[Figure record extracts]
=======

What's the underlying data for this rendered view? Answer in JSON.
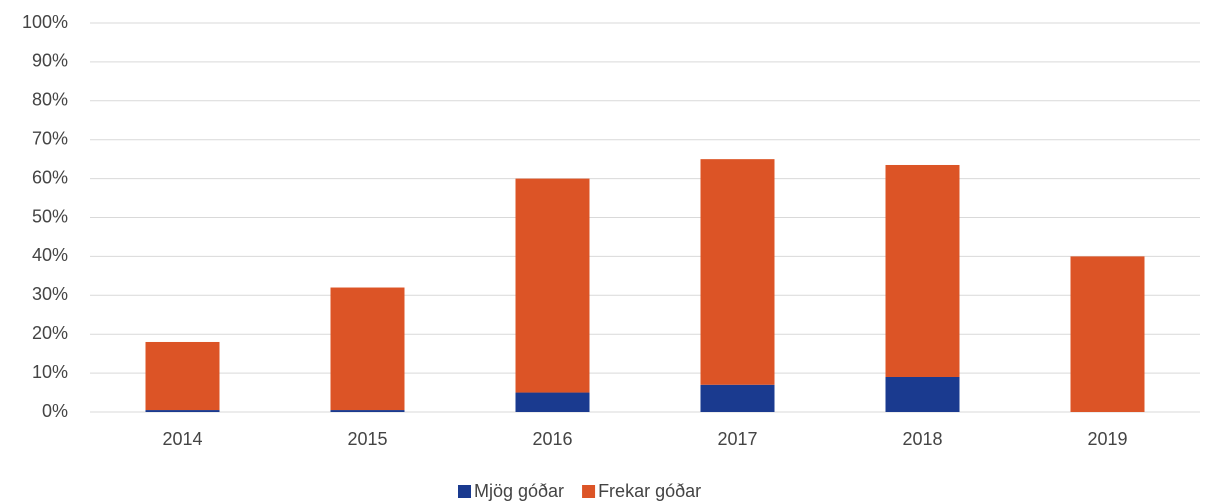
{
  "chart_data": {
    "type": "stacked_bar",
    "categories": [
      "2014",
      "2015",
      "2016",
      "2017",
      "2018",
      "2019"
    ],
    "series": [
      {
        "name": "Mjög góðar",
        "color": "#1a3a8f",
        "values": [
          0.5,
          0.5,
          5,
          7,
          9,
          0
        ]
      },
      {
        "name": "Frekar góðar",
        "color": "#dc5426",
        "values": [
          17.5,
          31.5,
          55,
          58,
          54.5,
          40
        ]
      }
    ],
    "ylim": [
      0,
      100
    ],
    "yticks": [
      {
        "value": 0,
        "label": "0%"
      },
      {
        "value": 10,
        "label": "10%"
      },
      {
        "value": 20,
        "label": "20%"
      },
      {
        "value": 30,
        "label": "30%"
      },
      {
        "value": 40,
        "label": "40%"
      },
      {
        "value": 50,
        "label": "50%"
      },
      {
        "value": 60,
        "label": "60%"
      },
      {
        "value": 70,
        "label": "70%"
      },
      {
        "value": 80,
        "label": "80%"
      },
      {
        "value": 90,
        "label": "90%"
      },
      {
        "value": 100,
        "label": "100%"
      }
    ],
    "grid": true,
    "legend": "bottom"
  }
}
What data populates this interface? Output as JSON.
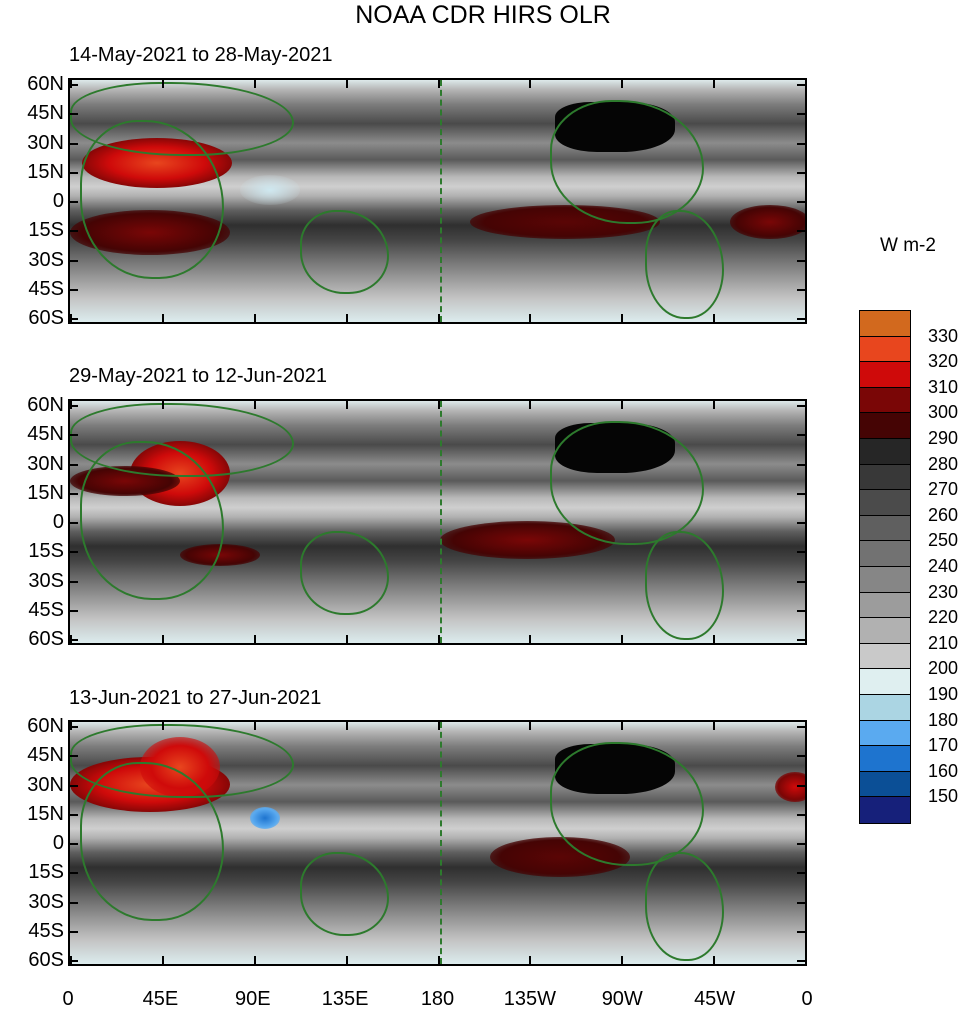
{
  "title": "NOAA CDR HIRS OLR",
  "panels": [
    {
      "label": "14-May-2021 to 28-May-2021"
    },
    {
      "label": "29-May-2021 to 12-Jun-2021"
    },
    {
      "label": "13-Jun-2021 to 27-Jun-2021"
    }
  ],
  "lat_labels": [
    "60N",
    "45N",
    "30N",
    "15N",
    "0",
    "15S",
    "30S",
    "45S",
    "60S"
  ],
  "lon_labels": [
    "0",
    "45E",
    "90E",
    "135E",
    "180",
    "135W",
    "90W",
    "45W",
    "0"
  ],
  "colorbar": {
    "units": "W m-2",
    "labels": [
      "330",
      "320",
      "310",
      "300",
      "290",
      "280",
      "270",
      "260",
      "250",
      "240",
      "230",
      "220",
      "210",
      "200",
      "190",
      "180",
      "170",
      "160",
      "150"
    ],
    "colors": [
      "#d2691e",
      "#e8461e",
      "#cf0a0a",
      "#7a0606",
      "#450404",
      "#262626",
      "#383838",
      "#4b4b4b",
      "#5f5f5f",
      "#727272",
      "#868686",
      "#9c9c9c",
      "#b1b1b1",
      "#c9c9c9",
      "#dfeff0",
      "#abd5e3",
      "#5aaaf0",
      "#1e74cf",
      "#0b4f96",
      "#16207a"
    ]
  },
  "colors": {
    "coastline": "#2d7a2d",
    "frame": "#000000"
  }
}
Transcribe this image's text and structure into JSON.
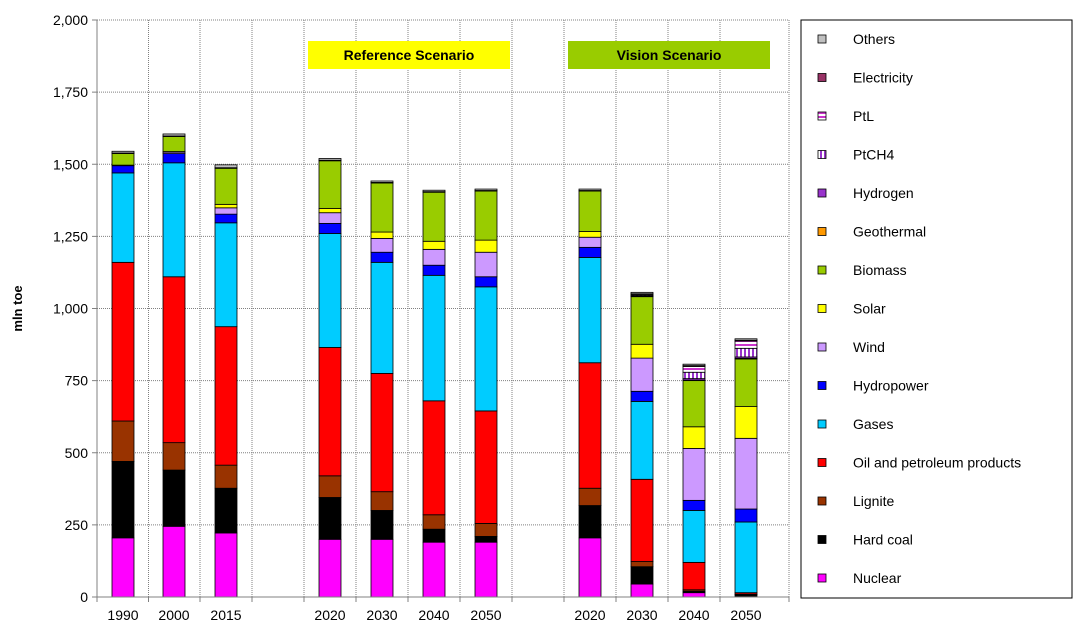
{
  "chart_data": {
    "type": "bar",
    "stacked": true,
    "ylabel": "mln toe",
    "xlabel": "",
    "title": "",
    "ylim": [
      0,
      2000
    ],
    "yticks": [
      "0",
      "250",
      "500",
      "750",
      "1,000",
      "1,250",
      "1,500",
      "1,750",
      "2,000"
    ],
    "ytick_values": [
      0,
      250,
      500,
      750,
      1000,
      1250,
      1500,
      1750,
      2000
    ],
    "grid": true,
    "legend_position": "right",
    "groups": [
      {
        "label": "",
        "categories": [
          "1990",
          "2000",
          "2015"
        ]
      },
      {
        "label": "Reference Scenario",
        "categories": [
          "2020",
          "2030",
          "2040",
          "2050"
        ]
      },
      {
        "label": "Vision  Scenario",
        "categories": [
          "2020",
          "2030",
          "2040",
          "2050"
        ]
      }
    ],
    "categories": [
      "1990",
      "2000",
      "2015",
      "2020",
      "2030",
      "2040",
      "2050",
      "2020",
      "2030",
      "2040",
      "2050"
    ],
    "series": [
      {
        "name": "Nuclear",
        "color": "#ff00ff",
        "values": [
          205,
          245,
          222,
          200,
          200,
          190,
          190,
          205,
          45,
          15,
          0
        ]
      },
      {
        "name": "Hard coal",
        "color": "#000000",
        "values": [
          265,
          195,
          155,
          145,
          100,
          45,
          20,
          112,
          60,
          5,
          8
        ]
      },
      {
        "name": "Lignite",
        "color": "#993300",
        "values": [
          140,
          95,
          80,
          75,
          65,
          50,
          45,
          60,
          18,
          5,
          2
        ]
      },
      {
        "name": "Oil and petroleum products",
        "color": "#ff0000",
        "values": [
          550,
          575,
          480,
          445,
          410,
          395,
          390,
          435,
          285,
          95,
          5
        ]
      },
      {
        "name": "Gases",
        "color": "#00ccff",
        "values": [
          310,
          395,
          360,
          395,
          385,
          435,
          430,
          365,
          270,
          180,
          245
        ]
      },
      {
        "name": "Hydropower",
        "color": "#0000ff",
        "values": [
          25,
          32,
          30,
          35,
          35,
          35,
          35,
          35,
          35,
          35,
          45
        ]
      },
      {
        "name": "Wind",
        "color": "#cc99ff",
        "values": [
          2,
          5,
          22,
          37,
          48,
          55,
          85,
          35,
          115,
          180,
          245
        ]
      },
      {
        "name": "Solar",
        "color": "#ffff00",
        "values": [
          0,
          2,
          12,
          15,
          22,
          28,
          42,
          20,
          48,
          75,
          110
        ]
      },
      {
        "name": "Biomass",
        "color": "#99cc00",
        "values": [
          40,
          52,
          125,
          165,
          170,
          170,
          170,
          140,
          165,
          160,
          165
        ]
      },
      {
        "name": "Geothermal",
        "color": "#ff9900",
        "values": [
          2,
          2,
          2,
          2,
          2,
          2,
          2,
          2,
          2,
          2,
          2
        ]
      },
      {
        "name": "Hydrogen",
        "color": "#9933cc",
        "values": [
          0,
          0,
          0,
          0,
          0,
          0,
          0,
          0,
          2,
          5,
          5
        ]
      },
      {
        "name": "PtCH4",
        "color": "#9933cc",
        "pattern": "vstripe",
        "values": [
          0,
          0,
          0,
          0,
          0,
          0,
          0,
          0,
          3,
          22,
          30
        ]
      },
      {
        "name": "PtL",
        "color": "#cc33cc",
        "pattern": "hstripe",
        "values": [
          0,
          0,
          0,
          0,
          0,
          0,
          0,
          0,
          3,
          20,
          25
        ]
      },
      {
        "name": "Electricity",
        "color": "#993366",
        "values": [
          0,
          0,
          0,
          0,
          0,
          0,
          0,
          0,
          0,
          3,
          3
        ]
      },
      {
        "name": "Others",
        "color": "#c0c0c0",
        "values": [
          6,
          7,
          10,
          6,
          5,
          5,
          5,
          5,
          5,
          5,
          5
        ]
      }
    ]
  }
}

=======

◆ TASK BRIEF
Without the pictures, copy the material exactly as given.

◆ RESULT OF THE EXERCISE
What's the underlying data for this rendered view? Answer in JSON.
{
  "chart_data": {
    "type": "stacked_bar",
    "categories": [
      "2014",
      "2015",
      "2016",
      "2017",
      "2018",
      "2019"
    ],
    "series": [
      {
        "name": "Mjög góðar",
        "color": "#1a3a8f",
        "values": [
          0.5,
          0.5,
          5,
          7,
          9,
          0
        ]
      },
      {
        "name": "Frekar góðar",
        "color": "#dc5426",
        "values": [
          17.5,
          31.5,
          55,
          58,
          54.5,
          40
        ]
      }
    ],
    "ylim": [
      0,
      100
    ],
    "yticks": [
      {
        "value": 0,
        "label": "0%"
      },
      {
        "value": 10,
        "label": "10%"
      },
      {
        "value": 20,
        "label": "20%"
      },
      {
        "value": 30,
        "label": "30%"
      },
      {
        "value": 40,
        "label": "40%"
      },
      {
        "value": 50,
        "label": "50%"
      },
      {
        "value": 60,
        "label": "60%"
      },
      {
        "value": 70,
        "label": "70%"
      },
      {
        "value": 80,
        "label": "80%"
      },
      {
        "value": 90,
        "label": "90%"
      },
      {
        "value": 100,
        "label": "100%"
      }
    ],
    "grid": true,
    "legend": "bottom"
  }
}
What data populates this interface? Output as JSON.
{
  "title": "NOAA CDR HIRS OLR",
  "panels": [
    {
      "label": "14-May-2021 to 28-May-2021"
    },
    {
      "label": "29-May-2021 to 12-Jun-2021"
    },
    {
      "label": "13-Jun-2021 to 27-Jun-2021"
    }
  ],
  "lat_labels": [
    "60N",
    "45N",
    "30N",
    "15N",
    "0",
    "15S",
    "30S",
    "45S",
    "60S"
  ],
  "lon_labels": [
    "0",
    "45E",
    "90E",
    "135E",
    "180",
    "135W",
    "90W",
    "45W",
    "0"
  ],
  "colorbar": {
    "units": "W m-2",
    "labels": [
      "330",
      "320",
      "310",
      "300",
      "290",
      "280",
      "270",
      "260",
      "250",
      "240",
      "230",
      "220",
      "210",
      "200",
      "190",
      "180",
      "170",
      "160",
      "150"
    ],
    "colors": [
      "#d2691e",
      "#e8461e",
      "#cf0a0a",
      "#7a0606",
      "#450404",
      "#262626",
      "#383838",
      "#4b4b4b",
      "#5f5f5f",
      "#727272",
      "#868686",
      "#9c9c9c",
      "#b1b1b1",
      "#c9c9c9",
      "#dfeff0",
      "#abd5e3",
      "#5aaaf0",
      "#1e74cf",
      "#0b4f96",
      "#16207a"
    ]
  },
  "colors": {
    "coastline": "#2d7a2d",
    "frame": "#000000"
  }
}
Transcribe this image's text and structure into JSON.
{
  "chart_data": {
    "type": "bar",
    "stacked": true,
    "ylabel": "mln toe",
    "xlabel": "",
    "title": "",
    "ylim": [
      0,
      2000
    ],
    "yticks": [
      "0",
      "250",
      "500",
      "750",
      "1,000",
      "1,250",
      "1,500",
      "1,750",
      "2,000"
    ],
    "ytick_values": [
      0,
      250,
      500,
      750,
      1000,
      1250,
      1500,
      1750,
      2000
    ],
    "grid": true,
    "legend_position": "right",
    "groups": [
      {
        "label": "",
        "categories": [
          "1990",
          "2000",
          "2015"
        ]
      },
      {
        "label": "Reference Scenario",
        "categories": [
          "2020",
          "2030",
          "2040",
          "2050"
        ]
      },
      {
        "label": "Vision  Scenario",
        "categories": [
          "2020",
          "2030",
          "2040",
          "2050"
        ]
      }
    ],
    "categories": [
      "1990",
      "2000",
      "2015",
      "2020",
      "2030",
      "2040",
      "2050",
      "2020",
      "2030",
      "2040",
      "2050"
    ],
    "series": [
      {
        "name": "Nuclear",
        "color": "#ff00ff",
        "values": [
          205,
          245,
          222,
          200,
          200,
          190,
          190,
          205,
          45,
          15,
          0
        ]
      },
      {
        "name": "Hard coal",
        "color": "#000000",
        "values": [
          265,
          195,
          155,
          145,
          100,
          45,
          20,
          112,
          60,
          5,
          8
        ]
      },
      {
        "name": "Lignite",
        "color": "#993300",
        "values": [
          140,
          95,
          80,
          75,
          65,
          50,
          45,
          60,
          18,
          5,
          2
        ]
      },
      {
        "name": "Oil and petroleum products",
        "color": "#ff0000",
        "values": [
          550,
          575,
          480,
          445,
          410,
          395,
          390,
          435,
          285,
          95,
          5
        ]
      },
      {
        "name": "Gases",
        "color": "#00ccff",
        "values": [
          310,
          395,
          360,
          395,
          385,
          435,
          430,
          365,
          270,
          180,
          245
        ]
      },
      {
        "name": "Hydropower",
        "color": "#0000ff",
        "values": [
          25,
          32,
          30,
          35,
          35,
          35,
          35,
          35,
          35,
          35,
          45
        ]
      },
      {
        "name": "Wind",
        "color": "#cc99ff",
        "values": [
          2,
          5,
          22,
          37,
          48,
          55,
          85,
          35,
          115,
          180,
          245
        ]
      },
      {
        "name": "Solar",
        "color": "#ffff00",
        "values": [
          0,
          2,
          12,
          15,
          22,
          28,
          42,
          20,
          48,
          75,
          110
        ]
      },
      {
        "name": "Biomass",
        "color": "#99cc00",
        "values": [
          40,
          52,
          125,
          165,
          170,
          170,
          170,
          140,
          165,
          160,
          165
        ]
      },
      {
        "name": "Geothermal",
        "color": "#ff9900",
        "values": [
          2,
          2,
          2,
          2,
          2,
          2,
          2,
          2,
          2,
          2,
          2
        ]
      },
      {
        "name": "Hydrogen",
        "color": "#9933cc",
        "values": [
          0,
          0,
          0,
          0,
          0,
          0,
          0,
          0,
          2,
          5,
          5
        ]
      },
      {
        "name": "PtCH4",
        "color": "#9933cc",
        "pattern": "vstripe",
        "values": [
          0,
          0,
          0,
          0,
          0,
          0,
          0,
          0,
          3,
          22,
          30
        ]
      },
      {
        "name": "PtL",
        "color": "#cc33cc",
        "pattern": "hstripe",
        "values": [
          0,
          0,
          0,
          0,
          0,
          0,
          0,
          0,
          3,
          20,
          25
        ]
      },
      {
        "name": "Electricity",
        "color": "#993366",
        "values": [
          0,
          0,
          0,
          0,
          0,
          0,
          0,
          0,
          0,
          3,
          3
        ]
      },
      {
        "name": "Others",
        "color": "#c0c0c0",
        "values": [
          6,
          7,
          10,
          6,
          5,
          5,
          5,
          5,
          5,
          5,
          5
        ]
      }
    ]
  }
}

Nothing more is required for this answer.